[Short exercise]: Lines containing the word "membaca" are to be located and copied.

━━ Information shown ━━

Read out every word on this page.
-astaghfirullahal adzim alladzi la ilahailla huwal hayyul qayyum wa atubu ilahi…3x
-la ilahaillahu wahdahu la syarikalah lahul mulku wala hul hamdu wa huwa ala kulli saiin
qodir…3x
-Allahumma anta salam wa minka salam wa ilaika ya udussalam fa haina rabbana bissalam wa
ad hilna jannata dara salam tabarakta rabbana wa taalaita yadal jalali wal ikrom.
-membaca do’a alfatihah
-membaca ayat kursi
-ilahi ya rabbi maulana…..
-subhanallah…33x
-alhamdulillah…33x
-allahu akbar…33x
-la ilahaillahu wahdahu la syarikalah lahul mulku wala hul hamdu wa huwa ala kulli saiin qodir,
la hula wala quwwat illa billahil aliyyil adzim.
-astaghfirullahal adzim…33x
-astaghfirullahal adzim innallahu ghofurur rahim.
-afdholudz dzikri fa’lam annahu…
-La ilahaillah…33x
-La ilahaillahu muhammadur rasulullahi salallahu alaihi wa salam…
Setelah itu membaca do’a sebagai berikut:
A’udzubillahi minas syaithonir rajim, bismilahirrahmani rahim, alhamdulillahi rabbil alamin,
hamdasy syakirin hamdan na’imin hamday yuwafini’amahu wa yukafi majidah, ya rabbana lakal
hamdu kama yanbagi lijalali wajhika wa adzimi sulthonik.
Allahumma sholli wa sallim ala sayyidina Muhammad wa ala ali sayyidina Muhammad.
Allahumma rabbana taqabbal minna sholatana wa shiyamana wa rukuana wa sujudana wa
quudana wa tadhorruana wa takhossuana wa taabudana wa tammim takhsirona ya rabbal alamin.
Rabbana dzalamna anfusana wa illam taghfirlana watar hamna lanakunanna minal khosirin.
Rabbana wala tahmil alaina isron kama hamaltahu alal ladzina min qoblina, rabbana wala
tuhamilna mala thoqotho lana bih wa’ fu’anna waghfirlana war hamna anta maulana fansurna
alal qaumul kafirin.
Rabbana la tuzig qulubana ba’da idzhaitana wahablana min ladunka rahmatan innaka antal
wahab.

━━━

[Completed task]:
-membaca do’a alfatihah
-membaca ayat kursi
Setelah itu membaca do’a sebagai berikut:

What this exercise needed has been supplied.